Input records >>
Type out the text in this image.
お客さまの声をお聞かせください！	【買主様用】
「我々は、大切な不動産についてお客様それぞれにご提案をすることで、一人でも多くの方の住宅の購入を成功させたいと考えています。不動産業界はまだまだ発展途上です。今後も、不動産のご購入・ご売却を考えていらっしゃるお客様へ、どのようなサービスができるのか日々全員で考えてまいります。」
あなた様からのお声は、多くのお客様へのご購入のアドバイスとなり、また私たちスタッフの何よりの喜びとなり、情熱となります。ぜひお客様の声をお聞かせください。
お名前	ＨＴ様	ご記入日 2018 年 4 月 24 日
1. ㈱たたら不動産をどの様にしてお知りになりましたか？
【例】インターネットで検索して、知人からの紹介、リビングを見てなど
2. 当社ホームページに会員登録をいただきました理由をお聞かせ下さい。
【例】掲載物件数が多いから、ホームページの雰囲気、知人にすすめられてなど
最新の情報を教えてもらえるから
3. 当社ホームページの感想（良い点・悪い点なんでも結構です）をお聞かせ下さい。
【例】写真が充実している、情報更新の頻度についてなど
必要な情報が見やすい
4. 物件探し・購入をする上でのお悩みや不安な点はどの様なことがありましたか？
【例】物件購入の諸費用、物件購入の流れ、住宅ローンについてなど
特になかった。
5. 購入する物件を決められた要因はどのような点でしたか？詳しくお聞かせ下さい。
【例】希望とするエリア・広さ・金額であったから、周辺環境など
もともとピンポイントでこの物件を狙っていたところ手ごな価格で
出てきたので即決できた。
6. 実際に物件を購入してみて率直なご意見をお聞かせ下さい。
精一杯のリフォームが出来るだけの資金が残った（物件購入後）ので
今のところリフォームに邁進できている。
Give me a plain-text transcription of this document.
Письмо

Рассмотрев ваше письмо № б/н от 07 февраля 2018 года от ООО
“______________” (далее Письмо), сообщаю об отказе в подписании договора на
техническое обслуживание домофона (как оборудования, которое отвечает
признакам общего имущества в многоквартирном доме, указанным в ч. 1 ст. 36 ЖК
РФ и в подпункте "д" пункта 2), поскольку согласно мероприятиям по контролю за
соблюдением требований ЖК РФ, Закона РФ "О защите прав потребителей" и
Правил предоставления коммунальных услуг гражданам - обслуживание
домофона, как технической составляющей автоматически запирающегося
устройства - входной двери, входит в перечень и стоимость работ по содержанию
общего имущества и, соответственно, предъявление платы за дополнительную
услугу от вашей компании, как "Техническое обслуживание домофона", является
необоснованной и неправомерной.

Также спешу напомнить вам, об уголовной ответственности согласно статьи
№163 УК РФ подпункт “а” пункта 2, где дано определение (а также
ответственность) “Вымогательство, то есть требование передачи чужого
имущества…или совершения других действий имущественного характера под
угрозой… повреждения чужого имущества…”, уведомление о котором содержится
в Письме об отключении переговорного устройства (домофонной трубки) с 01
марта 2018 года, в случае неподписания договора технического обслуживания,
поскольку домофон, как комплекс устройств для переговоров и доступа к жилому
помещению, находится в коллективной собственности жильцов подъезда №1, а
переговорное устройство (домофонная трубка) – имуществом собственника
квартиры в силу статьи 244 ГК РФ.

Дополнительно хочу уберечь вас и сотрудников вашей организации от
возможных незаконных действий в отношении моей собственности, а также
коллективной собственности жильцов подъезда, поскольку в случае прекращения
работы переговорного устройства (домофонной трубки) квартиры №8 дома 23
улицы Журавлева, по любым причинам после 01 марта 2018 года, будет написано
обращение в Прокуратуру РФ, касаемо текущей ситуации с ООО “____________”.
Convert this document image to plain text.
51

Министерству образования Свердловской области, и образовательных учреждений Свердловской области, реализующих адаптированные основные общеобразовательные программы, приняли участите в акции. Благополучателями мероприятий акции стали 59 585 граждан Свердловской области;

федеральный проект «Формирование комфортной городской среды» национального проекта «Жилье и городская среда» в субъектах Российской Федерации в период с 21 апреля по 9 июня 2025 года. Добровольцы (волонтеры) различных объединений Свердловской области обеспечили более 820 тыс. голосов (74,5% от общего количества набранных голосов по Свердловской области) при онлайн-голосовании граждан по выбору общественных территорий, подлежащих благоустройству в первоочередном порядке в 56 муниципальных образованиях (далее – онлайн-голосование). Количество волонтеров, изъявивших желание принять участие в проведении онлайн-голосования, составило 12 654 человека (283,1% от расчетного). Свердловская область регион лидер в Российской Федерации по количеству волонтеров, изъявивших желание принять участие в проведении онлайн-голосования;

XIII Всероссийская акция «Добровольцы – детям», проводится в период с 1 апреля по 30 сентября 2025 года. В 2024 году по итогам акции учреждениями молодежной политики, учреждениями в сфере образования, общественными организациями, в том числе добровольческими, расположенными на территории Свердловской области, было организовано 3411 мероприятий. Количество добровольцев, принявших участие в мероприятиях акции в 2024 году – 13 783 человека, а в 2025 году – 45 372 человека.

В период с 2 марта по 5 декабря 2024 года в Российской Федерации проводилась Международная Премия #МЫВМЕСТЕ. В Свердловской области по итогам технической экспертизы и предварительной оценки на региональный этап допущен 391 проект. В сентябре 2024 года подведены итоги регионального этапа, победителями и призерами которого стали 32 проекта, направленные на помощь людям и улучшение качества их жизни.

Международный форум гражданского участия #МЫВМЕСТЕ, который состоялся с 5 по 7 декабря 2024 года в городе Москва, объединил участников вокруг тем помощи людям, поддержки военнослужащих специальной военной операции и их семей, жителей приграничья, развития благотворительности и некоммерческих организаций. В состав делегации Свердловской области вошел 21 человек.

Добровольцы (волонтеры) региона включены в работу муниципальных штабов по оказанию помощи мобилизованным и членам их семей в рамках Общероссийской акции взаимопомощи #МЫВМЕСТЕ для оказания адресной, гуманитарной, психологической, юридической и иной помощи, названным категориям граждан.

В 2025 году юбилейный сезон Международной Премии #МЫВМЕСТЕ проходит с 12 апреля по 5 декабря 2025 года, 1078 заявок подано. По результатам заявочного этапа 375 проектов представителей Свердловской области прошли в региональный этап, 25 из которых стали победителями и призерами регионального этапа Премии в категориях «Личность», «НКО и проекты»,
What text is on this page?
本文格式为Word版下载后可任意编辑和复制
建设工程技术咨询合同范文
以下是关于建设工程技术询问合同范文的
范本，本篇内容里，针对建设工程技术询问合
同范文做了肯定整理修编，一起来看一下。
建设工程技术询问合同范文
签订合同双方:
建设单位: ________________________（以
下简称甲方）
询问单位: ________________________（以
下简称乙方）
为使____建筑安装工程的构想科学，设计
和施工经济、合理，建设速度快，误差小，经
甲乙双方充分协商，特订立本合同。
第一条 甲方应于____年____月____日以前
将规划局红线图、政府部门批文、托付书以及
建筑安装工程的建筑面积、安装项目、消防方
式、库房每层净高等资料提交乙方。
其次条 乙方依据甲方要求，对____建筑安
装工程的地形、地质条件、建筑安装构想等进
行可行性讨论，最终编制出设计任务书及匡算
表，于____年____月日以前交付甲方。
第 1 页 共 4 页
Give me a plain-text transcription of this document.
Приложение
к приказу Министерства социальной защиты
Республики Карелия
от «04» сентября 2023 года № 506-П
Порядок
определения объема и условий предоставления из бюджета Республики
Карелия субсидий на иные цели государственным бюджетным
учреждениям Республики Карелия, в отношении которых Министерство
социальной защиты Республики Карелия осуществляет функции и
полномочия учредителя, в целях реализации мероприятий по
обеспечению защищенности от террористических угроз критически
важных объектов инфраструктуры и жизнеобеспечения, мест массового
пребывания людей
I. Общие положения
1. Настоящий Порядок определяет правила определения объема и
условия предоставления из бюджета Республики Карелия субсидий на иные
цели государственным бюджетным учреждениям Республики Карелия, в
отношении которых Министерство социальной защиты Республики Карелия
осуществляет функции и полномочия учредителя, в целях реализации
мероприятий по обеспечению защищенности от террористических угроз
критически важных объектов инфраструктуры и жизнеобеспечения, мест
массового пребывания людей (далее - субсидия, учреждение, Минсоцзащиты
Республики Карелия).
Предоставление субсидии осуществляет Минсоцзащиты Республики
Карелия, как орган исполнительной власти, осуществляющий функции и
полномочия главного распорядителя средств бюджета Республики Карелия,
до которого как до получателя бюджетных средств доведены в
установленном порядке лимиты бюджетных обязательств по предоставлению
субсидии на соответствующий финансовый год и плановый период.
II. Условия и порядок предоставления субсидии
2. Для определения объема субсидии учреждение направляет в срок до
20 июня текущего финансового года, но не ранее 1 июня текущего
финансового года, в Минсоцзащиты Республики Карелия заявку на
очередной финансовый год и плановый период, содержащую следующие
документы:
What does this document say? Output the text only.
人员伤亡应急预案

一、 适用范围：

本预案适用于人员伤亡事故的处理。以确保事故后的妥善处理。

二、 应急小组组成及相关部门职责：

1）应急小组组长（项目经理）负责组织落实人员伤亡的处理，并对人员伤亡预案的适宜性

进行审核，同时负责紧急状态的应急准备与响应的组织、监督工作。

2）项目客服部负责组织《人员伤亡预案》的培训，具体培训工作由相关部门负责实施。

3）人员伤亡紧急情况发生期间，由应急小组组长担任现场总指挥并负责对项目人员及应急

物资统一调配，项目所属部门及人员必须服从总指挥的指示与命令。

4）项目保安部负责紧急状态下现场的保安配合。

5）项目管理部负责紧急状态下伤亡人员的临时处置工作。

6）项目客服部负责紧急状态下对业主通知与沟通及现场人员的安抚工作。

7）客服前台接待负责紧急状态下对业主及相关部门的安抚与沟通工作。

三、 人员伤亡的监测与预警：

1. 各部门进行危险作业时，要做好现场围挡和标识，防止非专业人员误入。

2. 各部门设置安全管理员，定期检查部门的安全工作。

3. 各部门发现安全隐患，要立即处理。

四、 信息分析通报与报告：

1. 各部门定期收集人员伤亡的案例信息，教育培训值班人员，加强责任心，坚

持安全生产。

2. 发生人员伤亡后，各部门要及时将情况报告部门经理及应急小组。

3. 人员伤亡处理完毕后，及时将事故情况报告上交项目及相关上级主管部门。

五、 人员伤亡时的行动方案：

Work to complete >> Copy out each line of the records where the string "иные" appears.

Exercise solution >>
Карелия субсидий на иные цели государственным бюджетным
условия предоставления из бюджета Республики Карелия субсидий на иные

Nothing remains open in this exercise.